Pick out each line of the records that includes the string "xlabel", and copy it.

------------

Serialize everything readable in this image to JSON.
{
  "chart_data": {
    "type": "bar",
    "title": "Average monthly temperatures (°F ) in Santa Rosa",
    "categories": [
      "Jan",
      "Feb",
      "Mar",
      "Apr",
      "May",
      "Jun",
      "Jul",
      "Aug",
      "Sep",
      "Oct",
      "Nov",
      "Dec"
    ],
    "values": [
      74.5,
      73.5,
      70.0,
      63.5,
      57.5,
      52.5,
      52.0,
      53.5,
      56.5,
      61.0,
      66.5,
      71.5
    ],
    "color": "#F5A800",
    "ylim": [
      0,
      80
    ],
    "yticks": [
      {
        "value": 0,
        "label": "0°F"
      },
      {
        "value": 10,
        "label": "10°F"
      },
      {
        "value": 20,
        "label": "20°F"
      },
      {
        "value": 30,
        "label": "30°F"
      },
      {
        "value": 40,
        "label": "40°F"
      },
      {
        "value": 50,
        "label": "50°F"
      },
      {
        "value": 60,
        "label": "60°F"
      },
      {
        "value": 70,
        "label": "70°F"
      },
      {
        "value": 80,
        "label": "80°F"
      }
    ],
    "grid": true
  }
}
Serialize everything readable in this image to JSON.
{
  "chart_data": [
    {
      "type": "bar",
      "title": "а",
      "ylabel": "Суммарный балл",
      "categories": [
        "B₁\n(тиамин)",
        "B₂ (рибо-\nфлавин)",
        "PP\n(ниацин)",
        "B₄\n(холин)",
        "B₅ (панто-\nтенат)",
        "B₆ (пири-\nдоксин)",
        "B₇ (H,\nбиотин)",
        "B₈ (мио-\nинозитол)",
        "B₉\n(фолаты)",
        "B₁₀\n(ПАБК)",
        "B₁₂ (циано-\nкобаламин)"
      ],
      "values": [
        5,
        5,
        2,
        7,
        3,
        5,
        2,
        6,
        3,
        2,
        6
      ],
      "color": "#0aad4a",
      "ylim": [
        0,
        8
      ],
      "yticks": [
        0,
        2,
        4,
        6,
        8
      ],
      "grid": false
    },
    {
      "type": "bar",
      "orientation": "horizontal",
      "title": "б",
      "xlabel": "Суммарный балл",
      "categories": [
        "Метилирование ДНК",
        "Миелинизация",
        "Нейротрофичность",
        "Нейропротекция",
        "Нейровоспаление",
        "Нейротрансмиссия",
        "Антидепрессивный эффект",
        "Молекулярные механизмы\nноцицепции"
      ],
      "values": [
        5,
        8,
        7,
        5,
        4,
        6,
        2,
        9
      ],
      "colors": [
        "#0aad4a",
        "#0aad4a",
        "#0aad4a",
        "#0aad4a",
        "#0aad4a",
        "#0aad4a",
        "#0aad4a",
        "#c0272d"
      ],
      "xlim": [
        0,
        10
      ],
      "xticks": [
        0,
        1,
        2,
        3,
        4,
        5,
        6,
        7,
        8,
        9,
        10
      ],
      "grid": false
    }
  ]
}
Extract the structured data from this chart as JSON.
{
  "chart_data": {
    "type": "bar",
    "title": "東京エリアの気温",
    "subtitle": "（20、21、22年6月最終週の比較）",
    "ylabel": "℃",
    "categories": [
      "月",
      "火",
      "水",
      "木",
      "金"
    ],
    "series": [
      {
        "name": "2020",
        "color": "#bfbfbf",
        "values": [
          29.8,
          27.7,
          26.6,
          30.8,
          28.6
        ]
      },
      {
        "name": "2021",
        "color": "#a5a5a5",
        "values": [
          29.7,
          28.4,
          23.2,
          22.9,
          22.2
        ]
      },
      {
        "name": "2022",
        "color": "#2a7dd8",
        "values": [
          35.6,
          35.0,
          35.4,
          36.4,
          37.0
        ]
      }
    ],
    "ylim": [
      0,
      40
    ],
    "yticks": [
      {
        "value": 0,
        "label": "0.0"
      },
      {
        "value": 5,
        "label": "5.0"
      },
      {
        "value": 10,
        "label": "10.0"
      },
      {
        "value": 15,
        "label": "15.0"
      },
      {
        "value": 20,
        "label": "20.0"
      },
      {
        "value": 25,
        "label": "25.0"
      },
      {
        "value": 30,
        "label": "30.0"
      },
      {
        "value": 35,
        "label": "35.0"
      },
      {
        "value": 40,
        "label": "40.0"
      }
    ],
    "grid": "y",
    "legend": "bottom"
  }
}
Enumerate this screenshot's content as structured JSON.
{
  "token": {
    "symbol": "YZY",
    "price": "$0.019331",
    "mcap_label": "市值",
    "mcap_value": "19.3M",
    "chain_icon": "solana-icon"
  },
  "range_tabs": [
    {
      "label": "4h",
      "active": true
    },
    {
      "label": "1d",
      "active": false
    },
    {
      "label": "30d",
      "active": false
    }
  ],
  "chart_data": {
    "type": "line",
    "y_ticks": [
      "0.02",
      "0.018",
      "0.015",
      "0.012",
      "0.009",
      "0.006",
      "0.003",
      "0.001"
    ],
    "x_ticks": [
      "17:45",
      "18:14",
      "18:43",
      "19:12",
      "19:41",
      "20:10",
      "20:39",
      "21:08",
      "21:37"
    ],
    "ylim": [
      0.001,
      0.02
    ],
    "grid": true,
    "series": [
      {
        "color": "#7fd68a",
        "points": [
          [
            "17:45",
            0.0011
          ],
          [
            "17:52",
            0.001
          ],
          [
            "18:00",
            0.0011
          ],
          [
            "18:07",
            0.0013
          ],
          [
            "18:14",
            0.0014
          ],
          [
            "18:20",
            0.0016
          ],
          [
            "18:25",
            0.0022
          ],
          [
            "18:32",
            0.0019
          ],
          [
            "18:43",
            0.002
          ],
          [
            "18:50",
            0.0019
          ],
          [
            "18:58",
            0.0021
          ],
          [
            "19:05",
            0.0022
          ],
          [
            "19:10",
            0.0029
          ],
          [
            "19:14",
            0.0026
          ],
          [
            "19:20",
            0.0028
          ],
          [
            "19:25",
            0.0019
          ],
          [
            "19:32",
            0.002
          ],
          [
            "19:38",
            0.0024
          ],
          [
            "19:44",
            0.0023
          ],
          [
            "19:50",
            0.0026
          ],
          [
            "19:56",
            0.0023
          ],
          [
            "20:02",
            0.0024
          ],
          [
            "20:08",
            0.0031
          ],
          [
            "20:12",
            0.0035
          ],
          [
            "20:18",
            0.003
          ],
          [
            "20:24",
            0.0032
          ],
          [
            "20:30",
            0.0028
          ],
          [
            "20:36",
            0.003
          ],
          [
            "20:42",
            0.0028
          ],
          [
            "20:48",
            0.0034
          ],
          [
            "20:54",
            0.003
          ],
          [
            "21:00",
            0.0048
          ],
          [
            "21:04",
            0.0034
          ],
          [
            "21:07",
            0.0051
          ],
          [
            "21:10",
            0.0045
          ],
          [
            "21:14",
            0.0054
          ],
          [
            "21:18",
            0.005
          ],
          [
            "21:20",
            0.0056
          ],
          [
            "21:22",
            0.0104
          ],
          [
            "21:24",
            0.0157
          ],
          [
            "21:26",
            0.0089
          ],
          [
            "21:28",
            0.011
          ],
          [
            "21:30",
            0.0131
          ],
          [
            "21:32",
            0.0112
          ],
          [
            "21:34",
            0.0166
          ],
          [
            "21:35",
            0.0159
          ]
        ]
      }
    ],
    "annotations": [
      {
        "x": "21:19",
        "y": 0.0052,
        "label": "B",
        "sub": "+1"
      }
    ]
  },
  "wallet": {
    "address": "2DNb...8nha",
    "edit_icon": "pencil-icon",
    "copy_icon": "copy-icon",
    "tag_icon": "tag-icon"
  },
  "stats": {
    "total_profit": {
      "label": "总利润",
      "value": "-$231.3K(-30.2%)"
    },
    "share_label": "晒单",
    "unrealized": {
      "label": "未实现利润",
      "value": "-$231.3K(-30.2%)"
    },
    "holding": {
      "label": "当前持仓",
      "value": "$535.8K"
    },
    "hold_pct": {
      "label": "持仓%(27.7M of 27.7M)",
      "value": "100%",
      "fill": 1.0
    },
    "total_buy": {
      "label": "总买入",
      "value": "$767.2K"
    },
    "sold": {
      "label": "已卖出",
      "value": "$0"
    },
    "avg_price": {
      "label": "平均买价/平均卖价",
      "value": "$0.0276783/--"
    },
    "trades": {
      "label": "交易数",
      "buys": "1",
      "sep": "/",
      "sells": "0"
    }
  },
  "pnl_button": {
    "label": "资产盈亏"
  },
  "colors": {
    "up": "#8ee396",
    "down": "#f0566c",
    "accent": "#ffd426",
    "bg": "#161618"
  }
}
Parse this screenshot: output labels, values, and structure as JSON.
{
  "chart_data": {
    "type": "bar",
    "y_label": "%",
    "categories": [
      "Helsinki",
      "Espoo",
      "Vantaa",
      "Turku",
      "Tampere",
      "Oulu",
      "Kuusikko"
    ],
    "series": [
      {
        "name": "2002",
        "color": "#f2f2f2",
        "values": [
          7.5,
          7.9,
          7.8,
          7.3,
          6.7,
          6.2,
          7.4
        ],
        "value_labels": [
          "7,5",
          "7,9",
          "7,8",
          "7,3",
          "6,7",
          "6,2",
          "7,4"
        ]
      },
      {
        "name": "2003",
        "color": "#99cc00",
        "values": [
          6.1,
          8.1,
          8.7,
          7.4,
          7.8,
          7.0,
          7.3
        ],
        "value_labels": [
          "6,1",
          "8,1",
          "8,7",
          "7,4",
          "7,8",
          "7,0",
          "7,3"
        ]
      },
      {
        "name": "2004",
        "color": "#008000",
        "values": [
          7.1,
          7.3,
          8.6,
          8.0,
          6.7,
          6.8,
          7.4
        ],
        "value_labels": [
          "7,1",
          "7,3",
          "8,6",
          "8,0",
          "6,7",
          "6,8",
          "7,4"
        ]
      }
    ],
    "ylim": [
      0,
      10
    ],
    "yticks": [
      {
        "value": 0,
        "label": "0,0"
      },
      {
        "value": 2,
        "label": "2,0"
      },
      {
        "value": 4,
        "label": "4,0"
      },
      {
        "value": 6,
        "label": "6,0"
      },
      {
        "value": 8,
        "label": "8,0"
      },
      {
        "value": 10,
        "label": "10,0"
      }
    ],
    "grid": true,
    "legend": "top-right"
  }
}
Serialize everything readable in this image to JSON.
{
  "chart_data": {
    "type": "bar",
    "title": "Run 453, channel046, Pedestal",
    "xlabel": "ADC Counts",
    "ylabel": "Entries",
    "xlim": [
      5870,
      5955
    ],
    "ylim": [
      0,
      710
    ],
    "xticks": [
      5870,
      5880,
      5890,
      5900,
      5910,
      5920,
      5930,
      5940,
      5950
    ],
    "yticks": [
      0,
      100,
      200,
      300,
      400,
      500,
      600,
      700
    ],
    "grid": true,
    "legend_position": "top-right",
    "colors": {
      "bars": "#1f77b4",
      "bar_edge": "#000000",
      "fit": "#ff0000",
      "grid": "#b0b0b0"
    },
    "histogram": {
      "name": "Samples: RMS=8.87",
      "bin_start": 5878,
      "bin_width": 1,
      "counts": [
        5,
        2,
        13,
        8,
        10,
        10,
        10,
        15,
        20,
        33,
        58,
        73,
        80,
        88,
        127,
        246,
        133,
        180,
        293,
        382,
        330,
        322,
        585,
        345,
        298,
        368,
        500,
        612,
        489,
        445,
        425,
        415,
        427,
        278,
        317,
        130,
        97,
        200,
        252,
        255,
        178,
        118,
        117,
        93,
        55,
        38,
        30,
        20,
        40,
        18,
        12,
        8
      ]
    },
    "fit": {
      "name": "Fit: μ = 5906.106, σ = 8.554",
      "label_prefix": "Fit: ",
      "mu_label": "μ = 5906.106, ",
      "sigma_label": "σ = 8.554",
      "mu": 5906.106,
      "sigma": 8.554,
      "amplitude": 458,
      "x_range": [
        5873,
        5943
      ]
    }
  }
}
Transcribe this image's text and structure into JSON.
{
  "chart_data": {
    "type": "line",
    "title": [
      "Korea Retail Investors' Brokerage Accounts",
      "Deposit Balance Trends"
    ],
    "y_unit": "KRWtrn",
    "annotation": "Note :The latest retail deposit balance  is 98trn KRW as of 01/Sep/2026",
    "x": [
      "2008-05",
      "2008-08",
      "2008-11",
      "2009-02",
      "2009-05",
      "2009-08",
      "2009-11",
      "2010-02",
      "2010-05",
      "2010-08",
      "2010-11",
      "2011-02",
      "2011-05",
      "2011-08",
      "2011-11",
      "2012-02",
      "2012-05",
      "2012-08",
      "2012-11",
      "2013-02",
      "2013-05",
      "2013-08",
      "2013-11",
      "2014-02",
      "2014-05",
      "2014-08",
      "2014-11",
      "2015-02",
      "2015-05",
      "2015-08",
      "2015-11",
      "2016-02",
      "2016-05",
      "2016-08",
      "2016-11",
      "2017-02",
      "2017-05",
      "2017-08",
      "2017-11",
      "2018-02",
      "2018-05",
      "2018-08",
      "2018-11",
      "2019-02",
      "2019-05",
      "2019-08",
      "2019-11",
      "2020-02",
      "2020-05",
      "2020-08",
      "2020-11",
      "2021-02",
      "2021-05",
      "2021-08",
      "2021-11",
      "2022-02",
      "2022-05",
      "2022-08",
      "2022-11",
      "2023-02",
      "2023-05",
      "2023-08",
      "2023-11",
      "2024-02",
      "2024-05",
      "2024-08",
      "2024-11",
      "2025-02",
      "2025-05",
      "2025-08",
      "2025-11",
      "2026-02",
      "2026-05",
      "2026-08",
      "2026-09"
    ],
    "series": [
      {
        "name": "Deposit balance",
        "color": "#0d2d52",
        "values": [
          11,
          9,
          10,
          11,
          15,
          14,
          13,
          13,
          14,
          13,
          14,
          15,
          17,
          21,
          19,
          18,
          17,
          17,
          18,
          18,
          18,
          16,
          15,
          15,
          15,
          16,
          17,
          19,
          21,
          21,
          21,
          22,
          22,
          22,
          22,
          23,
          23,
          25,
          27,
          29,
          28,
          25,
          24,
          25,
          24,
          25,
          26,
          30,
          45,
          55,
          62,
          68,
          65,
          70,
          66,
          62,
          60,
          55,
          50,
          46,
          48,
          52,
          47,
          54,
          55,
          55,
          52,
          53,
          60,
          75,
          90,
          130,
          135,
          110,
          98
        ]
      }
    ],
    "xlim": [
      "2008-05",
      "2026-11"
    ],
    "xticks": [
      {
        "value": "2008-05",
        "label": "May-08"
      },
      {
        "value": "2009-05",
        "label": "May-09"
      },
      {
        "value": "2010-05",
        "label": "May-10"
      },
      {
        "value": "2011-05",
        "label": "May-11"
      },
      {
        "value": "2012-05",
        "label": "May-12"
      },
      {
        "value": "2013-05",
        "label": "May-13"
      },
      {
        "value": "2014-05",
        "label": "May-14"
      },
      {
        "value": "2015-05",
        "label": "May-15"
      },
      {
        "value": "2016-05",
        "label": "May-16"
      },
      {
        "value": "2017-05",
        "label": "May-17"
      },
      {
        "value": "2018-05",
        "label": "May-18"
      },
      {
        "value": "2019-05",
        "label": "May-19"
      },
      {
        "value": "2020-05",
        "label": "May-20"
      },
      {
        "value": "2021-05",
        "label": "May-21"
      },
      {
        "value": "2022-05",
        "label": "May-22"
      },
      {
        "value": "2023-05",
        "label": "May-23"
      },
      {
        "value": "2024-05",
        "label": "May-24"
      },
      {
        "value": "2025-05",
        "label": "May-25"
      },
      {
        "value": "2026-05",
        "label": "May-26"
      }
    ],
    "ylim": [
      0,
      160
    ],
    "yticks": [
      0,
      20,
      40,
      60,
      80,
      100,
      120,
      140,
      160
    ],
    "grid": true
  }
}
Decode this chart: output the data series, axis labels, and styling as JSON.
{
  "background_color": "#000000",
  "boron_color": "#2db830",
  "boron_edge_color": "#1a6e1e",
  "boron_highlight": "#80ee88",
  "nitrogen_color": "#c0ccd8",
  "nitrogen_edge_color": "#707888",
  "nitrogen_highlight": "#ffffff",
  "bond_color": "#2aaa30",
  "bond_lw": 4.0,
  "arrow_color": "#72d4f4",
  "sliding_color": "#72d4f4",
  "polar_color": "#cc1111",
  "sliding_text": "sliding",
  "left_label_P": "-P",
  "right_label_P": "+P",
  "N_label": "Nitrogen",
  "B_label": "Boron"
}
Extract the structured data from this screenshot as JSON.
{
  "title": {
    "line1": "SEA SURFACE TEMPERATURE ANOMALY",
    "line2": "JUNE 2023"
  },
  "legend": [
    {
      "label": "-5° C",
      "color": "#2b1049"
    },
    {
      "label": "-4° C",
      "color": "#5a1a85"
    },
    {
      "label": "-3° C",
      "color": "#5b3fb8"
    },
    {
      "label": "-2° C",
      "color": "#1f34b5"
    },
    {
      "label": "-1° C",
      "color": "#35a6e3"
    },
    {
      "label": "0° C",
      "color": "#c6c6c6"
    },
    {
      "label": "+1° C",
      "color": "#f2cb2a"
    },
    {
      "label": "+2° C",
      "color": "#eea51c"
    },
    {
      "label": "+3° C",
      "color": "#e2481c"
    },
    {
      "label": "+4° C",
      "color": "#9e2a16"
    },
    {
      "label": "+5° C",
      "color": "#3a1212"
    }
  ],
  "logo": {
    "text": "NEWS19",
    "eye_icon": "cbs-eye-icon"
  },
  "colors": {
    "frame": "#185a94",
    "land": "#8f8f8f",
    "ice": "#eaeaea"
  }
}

------------

▸ Response for this exercise
      "xlabel": "Суммарный балл",
    "xlabel": "ADC Counts",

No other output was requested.